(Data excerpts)
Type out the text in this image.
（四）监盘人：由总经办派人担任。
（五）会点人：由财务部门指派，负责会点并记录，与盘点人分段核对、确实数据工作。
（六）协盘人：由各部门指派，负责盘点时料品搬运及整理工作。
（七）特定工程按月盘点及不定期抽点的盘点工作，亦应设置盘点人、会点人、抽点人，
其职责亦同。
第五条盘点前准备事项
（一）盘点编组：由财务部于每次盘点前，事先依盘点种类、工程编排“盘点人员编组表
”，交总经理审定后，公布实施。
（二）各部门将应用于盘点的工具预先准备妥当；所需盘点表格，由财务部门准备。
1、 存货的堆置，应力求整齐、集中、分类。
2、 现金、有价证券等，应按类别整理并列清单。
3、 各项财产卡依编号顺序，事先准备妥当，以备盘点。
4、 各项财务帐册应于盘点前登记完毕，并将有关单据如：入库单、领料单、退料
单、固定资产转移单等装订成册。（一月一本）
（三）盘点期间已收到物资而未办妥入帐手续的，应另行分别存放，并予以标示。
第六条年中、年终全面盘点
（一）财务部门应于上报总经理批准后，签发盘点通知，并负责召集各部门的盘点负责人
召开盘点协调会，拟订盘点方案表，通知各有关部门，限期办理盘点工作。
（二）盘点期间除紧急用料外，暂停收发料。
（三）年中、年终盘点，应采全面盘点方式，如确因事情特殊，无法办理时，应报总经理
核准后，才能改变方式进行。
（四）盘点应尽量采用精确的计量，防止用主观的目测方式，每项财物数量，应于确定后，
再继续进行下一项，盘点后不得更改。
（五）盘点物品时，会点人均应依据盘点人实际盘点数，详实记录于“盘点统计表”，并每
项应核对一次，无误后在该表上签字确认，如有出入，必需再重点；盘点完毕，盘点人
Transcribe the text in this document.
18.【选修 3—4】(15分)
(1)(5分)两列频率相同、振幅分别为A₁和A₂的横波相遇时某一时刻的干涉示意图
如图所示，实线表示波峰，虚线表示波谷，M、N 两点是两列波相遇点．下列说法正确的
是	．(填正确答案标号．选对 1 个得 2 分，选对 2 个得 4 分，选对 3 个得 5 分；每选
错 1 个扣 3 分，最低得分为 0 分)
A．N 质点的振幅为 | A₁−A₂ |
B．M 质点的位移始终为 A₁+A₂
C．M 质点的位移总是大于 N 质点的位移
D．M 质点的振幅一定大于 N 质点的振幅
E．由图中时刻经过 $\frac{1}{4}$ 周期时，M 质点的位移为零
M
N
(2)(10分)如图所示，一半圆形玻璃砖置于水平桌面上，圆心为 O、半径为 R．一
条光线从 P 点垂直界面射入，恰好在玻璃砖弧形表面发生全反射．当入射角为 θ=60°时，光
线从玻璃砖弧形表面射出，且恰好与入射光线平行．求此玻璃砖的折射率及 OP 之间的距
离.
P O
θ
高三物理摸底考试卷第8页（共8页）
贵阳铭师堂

• [Problem description]: Reproduce exactly the line containing "Transcribe the text in this document." and every line after it through the end of the records above, and nothing else.

• [Completed task]:
Transcribe the text in this document.
18.【选修 3—4】(15分)
(1)(5分)两列频率相同、振幅分别为A₁和A₂的横波相遇时某一时刻的干涉示意图
如图所示，实线表示波峰，虚线表示波谷，M、N 两点是两列波相遇点．下列说法正确的
是	．(填正确答案标号．选对 1 个得 2 分，选对 2 个得 4 分，选对 3 个得 5 分；每选
错 1 个扣 3 分，最低得分为 0 分)
A．N 质点的振幅为 | A₁−A₂ |
B．M 质点的位移始终为 A₁+A₂
C．M 质点的位移总是大于 N 质点的位移
D．M 质点的振幅一定大于 N 质点的振幅
E．由图中时刻经过 $\frac{1}{4}$ 周期时，M 质点的位移为零
M
N
(2)(10分)如图所示，一半圆形玻璃砖置于水平桌面上，圆心为 O、半径为 R．一
条光线从 P 点垂直界面射入，恰好在玻璃砖弧形表面发生全反射．当入射角为 θ=60°时，光
线从玻璃砖弧形表面射出，且恰好与入射光线平行．求此玻璃砖的折射率及 OP 之间的距
离.
P O
θ
高三物理摸底考试卷第8页（共8页）
贵阳铭师堂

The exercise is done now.